→ EXERCISE OBJECTIVE
Wherever "rights" appears in a line, list that line.

→ INPUT DATA

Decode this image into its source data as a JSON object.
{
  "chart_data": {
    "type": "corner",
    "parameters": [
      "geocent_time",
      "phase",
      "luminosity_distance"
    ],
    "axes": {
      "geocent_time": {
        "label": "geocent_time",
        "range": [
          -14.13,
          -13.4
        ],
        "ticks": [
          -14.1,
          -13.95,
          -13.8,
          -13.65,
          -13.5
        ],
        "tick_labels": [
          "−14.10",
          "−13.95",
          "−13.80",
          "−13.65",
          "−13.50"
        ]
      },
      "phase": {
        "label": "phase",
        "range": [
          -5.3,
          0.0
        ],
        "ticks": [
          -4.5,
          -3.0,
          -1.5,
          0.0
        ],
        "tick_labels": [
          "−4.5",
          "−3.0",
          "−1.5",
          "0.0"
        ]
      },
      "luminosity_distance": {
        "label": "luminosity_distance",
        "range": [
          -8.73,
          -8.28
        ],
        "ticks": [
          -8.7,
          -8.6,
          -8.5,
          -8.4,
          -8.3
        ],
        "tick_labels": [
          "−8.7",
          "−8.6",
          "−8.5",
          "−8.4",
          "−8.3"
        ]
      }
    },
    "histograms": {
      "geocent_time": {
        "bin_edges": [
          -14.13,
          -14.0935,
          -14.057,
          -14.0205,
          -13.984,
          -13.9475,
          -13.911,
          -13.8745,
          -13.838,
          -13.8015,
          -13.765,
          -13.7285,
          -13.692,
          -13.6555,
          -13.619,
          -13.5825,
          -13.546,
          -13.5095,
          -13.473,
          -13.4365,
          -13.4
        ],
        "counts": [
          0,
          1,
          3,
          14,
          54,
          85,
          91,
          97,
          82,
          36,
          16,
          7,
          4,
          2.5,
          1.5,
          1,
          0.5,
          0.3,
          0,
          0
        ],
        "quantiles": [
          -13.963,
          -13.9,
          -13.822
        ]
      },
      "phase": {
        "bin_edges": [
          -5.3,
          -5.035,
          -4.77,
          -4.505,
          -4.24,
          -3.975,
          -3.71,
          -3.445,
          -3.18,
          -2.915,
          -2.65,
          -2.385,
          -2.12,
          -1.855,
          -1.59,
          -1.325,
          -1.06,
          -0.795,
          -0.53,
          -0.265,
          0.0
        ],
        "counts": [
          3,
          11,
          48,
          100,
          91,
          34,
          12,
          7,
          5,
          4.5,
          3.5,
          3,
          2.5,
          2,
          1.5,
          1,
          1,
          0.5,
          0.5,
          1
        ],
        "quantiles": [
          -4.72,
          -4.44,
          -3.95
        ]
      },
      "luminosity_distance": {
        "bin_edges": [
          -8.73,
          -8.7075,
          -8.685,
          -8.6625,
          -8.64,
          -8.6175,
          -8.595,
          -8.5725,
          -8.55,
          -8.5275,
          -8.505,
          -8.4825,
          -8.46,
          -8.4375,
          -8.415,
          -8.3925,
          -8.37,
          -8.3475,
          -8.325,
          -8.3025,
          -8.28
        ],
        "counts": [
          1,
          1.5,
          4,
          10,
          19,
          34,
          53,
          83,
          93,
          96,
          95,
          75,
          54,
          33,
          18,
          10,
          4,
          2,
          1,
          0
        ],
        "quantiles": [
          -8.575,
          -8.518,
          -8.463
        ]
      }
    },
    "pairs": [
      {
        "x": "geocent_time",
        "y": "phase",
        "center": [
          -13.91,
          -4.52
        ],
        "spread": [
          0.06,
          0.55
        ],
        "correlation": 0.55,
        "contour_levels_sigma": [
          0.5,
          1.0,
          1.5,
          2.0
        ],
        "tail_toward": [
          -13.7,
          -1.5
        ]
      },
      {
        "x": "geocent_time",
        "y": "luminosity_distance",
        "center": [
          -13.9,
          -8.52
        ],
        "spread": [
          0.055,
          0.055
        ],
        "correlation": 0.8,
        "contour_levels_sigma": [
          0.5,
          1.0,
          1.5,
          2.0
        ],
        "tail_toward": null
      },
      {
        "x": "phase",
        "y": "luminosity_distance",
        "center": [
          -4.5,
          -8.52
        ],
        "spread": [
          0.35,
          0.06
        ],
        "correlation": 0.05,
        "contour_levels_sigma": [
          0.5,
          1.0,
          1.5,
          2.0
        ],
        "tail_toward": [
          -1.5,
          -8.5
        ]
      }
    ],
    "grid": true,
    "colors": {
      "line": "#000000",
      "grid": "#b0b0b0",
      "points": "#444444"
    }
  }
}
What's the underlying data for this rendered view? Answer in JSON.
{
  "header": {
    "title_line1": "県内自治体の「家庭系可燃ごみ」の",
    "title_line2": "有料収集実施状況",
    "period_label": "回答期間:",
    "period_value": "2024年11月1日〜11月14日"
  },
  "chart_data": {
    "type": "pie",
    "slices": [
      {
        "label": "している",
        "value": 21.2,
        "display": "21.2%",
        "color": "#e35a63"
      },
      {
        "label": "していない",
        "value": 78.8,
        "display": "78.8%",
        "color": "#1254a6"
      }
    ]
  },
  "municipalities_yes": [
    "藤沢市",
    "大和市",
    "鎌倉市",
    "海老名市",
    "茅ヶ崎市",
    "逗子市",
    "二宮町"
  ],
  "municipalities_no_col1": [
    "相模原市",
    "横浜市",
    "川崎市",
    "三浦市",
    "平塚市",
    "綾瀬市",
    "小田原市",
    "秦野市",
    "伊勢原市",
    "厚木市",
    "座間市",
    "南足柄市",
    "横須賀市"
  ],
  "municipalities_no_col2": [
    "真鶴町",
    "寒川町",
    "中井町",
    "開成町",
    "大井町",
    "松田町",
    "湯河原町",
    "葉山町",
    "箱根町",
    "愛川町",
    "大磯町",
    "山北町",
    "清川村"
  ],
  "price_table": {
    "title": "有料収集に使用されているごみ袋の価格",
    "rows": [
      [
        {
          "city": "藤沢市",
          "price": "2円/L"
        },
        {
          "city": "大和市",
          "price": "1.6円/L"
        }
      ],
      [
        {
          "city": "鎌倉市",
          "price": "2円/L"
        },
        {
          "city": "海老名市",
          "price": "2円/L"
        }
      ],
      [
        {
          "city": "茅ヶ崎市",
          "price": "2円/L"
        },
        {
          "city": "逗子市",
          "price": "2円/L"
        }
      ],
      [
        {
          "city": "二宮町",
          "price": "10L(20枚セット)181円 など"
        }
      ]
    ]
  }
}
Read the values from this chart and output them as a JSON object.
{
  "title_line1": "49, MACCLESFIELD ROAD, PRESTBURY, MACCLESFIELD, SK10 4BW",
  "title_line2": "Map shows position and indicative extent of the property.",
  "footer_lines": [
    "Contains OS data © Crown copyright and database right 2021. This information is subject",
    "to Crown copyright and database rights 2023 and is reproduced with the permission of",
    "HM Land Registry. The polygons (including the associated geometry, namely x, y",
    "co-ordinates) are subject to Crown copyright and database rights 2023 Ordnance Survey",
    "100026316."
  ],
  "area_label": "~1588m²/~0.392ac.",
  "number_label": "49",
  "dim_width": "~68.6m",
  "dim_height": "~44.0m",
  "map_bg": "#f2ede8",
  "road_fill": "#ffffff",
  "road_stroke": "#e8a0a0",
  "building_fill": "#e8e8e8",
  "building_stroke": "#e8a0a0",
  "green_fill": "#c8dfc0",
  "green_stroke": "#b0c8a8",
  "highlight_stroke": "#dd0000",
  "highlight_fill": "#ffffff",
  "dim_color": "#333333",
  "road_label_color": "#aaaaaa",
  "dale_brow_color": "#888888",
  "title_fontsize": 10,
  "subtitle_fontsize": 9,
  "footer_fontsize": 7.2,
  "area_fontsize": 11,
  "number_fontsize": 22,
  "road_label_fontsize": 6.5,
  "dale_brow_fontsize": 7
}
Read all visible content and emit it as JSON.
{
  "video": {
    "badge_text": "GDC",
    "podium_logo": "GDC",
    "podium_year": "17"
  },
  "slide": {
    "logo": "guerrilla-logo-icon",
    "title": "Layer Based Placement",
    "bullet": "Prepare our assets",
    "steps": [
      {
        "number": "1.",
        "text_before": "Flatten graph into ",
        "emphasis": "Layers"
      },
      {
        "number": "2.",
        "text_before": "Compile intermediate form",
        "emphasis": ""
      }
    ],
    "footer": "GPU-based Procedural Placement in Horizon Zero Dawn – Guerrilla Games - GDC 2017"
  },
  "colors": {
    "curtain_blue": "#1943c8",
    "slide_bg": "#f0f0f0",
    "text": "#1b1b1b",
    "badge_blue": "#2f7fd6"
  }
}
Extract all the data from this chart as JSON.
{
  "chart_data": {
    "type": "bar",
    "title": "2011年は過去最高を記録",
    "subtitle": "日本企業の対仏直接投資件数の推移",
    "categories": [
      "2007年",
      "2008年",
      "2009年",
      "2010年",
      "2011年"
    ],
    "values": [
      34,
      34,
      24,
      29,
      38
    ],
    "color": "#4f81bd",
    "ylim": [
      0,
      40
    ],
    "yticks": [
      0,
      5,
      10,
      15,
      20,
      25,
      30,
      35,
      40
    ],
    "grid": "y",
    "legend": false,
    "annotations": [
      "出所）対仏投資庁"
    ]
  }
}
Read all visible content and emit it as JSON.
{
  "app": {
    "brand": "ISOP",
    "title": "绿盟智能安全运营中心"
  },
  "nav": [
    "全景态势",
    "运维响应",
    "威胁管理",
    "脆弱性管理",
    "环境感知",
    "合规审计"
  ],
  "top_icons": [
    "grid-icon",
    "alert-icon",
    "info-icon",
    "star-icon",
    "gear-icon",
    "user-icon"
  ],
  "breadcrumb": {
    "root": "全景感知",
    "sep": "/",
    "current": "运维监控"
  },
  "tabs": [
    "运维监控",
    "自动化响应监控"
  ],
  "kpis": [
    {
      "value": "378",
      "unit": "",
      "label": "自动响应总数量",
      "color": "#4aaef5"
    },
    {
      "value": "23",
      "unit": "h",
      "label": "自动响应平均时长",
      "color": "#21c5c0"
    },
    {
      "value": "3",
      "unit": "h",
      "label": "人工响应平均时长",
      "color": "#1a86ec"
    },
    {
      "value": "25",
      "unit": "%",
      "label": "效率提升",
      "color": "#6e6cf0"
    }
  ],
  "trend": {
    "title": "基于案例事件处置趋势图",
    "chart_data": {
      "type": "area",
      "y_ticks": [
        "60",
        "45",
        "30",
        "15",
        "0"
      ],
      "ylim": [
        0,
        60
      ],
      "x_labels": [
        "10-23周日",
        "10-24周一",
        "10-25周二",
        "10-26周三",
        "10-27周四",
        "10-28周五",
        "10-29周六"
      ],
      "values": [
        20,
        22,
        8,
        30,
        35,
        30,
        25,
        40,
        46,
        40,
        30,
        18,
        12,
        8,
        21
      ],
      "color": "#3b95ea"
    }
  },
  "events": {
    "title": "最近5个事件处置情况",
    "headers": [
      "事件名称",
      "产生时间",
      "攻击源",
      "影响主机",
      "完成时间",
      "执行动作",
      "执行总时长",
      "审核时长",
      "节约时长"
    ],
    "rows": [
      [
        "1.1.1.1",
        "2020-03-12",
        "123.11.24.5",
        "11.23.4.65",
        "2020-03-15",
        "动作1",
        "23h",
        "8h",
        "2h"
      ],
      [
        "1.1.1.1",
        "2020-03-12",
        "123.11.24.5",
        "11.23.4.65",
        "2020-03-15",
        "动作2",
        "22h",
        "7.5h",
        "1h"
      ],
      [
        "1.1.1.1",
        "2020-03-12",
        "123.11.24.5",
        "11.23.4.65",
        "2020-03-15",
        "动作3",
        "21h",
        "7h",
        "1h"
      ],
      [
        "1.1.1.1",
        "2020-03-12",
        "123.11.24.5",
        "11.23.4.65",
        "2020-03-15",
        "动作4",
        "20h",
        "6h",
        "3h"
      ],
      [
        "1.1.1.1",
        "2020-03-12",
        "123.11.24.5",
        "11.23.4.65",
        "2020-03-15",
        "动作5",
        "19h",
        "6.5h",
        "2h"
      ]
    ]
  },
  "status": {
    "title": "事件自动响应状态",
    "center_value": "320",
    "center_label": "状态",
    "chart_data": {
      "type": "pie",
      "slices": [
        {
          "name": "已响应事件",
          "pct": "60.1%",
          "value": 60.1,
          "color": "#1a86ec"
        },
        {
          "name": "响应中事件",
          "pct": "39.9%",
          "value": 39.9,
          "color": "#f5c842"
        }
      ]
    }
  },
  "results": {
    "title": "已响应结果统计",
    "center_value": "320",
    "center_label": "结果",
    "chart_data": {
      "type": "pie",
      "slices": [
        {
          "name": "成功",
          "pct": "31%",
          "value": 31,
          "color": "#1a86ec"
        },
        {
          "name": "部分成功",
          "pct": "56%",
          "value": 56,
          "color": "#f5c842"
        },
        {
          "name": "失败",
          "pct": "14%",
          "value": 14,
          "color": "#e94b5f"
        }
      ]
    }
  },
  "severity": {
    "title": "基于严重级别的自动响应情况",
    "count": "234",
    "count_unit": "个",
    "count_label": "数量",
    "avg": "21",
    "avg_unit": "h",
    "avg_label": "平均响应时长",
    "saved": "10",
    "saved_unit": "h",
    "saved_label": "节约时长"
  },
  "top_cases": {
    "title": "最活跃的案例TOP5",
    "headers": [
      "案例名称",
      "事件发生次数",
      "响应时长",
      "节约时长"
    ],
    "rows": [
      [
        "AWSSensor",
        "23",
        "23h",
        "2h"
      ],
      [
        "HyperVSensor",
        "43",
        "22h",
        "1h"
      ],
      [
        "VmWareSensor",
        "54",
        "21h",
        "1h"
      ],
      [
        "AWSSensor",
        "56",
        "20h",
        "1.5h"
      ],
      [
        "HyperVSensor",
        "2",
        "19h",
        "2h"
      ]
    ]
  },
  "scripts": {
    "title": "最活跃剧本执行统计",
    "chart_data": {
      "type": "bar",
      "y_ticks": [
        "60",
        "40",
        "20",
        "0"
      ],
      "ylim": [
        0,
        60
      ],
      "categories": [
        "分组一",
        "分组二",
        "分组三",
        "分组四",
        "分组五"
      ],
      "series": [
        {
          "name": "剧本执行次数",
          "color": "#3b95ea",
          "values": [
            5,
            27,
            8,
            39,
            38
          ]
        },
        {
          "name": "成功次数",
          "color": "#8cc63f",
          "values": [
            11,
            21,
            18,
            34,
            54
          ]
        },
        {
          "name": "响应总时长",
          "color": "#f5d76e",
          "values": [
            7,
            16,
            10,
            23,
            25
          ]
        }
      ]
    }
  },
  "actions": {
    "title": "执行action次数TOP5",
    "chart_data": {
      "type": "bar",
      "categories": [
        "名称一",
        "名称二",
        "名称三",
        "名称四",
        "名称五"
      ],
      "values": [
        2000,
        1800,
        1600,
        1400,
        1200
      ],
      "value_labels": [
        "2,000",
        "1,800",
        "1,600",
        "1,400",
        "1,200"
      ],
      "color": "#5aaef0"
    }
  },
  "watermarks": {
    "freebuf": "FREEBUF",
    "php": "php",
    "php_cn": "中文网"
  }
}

→ WRITTEN ANSWER
    "to Crown copyright and database rights 2023 and is reproduced with the permission of",
    "co-ordinates) are subject to Crown copyright and database rights 2023 Ordnance Survey",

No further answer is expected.